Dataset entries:
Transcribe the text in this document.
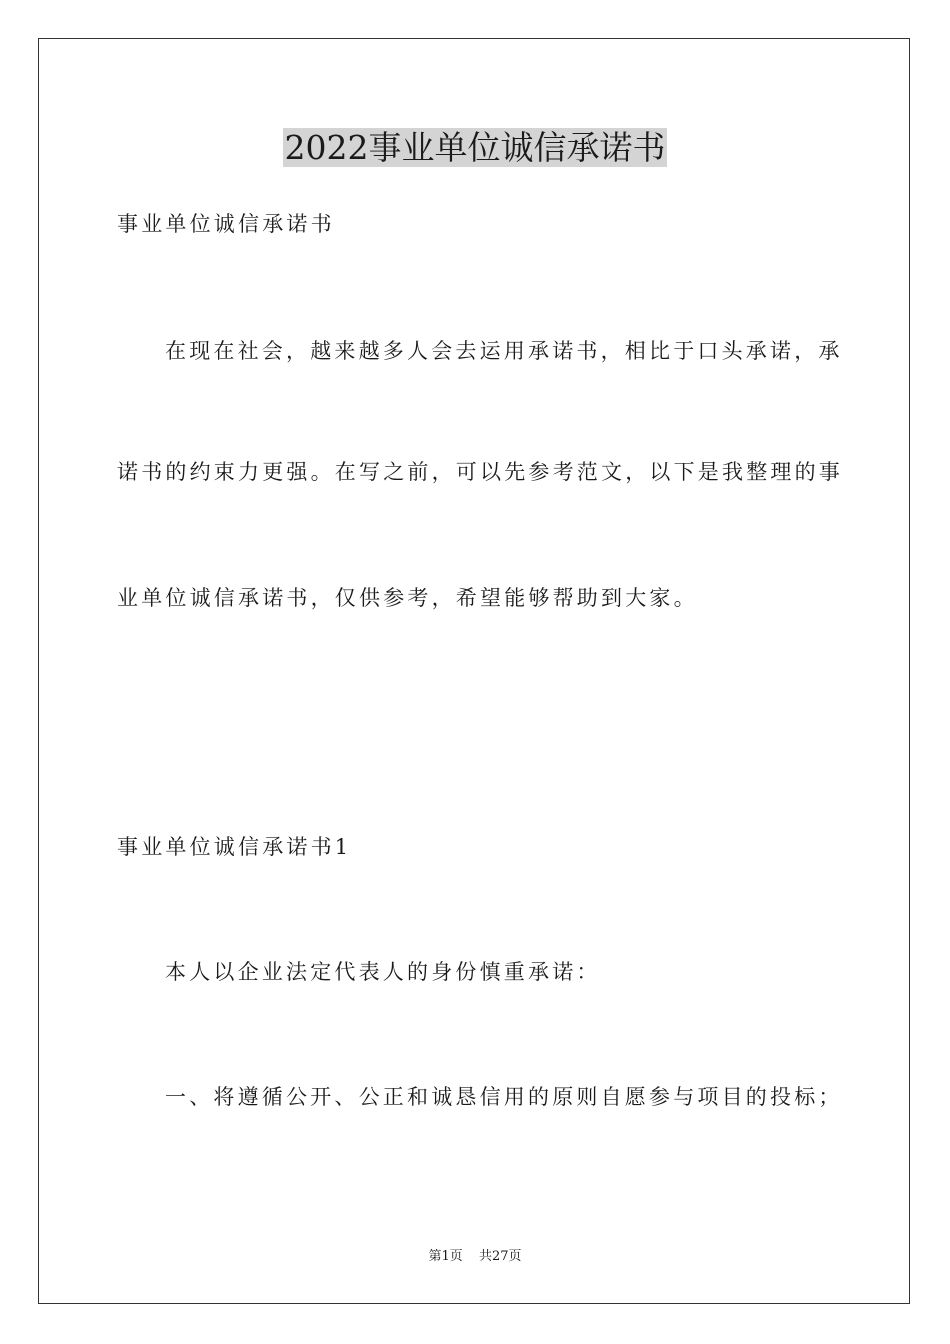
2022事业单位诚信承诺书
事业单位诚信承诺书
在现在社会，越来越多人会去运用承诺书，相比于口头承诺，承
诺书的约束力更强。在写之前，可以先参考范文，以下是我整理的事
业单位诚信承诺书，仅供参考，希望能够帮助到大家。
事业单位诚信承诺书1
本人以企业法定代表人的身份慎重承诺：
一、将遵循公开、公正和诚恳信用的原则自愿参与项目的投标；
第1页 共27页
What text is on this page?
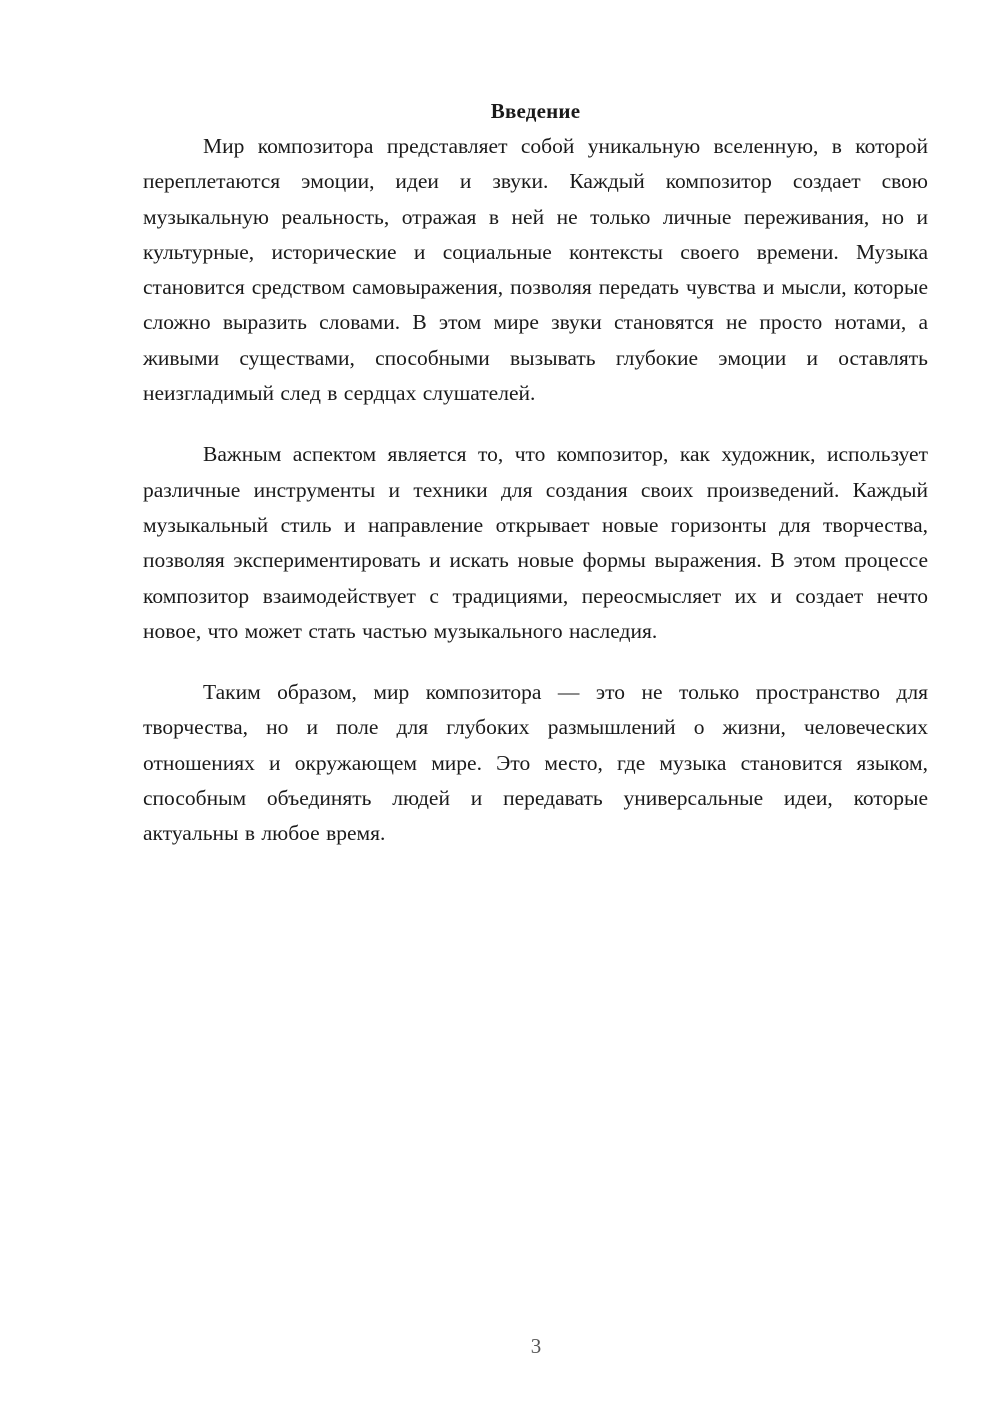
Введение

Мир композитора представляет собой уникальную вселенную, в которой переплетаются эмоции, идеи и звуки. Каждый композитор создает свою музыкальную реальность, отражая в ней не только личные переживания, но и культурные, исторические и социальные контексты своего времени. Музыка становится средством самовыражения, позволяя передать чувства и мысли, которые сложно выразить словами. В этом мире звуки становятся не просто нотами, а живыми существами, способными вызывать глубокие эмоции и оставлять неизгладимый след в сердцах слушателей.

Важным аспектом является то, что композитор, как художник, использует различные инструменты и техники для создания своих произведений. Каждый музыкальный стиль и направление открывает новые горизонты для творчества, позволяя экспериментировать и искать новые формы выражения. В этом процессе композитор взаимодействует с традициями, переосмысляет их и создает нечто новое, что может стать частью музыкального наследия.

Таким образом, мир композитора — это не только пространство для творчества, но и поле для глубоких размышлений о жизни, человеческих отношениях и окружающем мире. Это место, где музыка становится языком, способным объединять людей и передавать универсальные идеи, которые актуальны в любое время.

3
==
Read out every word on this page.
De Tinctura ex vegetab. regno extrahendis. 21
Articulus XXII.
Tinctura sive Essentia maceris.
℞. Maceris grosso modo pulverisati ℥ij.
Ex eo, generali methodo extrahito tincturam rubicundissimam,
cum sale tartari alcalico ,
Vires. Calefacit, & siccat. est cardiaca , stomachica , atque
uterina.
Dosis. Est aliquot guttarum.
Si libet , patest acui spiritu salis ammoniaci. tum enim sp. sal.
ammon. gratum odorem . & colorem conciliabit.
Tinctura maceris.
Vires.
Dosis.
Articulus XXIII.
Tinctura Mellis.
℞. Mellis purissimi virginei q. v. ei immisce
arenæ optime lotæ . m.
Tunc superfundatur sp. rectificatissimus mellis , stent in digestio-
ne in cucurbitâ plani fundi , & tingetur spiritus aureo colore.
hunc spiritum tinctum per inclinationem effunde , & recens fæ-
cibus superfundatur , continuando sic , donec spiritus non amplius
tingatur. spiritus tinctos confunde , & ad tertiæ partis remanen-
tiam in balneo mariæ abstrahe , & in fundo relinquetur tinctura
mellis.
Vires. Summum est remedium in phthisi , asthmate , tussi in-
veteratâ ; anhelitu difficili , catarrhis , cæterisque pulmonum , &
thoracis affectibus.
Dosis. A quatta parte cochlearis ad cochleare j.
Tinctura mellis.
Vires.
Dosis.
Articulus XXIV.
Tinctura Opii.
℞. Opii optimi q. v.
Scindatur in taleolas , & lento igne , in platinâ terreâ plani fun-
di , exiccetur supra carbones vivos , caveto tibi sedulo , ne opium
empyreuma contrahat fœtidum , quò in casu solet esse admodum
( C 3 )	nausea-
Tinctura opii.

# Objective
Pull out each line holding the string "superfundatur".

# Exercise response
Tunc superfundatur sp. rectificatissimus mellis , stent in digestio-
cibus superfundatur , continuando sic , donec spiritus non amplius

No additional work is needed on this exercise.